== Excerpted records

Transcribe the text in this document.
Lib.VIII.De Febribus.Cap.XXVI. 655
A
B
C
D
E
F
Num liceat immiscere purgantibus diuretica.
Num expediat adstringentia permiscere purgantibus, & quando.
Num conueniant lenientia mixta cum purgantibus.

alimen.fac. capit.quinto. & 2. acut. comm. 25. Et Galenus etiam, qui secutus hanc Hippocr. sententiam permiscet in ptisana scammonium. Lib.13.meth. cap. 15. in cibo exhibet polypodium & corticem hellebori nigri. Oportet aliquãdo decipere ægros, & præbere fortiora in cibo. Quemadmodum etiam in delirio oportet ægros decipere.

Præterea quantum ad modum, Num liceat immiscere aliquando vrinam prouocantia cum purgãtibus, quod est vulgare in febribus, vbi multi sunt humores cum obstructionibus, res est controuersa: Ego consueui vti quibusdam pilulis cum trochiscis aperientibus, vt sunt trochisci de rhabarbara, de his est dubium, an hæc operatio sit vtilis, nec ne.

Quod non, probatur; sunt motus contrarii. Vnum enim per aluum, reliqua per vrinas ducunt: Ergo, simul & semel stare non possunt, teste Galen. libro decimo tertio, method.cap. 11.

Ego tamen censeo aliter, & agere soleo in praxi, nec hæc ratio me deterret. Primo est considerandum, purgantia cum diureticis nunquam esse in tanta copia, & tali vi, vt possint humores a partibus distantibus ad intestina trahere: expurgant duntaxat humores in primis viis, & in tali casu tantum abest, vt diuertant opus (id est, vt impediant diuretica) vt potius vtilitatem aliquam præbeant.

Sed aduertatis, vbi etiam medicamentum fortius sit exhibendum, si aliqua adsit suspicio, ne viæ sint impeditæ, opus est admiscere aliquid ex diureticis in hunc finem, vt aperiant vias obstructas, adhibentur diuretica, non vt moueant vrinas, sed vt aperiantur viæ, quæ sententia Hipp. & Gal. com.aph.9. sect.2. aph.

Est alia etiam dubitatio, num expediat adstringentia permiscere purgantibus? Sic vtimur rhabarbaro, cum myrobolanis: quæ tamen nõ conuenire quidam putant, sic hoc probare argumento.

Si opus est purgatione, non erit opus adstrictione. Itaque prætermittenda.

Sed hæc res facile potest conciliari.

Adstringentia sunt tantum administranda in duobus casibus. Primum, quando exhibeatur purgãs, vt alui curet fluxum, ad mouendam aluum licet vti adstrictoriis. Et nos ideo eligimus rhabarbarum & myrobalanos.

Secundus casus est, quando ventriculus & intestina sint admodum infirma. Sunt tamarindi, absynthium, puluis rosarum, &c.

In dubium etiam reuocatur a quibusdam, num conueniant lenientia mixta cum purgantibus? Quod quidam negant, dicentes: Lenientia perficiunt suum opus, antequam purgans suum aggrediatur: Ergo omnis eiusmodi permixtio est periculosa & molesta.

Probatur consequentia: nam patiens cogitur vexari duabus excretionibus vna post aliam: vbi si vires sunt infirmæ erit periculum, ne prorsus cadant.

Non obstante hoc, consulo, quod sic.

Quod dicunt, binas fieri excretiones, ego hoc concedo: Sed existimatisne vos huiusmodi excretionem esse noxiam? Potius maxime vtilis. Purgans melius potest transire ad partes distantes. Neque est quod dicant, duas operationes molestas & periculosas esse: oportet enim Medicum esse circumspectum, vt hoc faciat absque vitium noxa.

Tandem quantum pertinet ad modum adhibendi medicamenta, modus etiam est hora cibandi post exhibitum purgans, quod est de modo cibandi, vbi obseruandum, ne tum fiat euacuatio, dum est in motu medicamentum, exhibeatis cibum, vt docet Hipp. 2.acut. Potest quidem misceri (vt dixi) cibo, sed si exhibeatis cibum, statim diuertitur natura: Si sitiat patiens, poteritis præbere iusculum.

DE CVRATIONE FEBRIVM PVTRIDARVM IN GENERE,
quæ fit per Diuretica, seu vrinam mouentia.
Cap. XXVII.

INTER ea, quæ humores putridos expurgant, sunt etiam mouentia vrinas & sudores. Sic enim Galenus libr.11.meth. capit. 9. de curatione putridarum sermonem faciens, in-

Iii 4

====

> Aim: Consider the entries above and return each line with the string "liceat".

> Complete output:
Num liceat immiscere purgantibus diuretica.
Præterea quantum ad modum, Num liceat immiscere aliquando vrinam prouocantia cum purgãtibus, quod est vulgare in febribus, vbi multi sunt humores cum obstructionibus, res est controuersa: Ego consueui vti quibusdam pilulis cum trochiscis aperientibus, vt sunt trochisci de rhabarbara, de his est dubium, an hæc operatio sit vtilis, nec ne.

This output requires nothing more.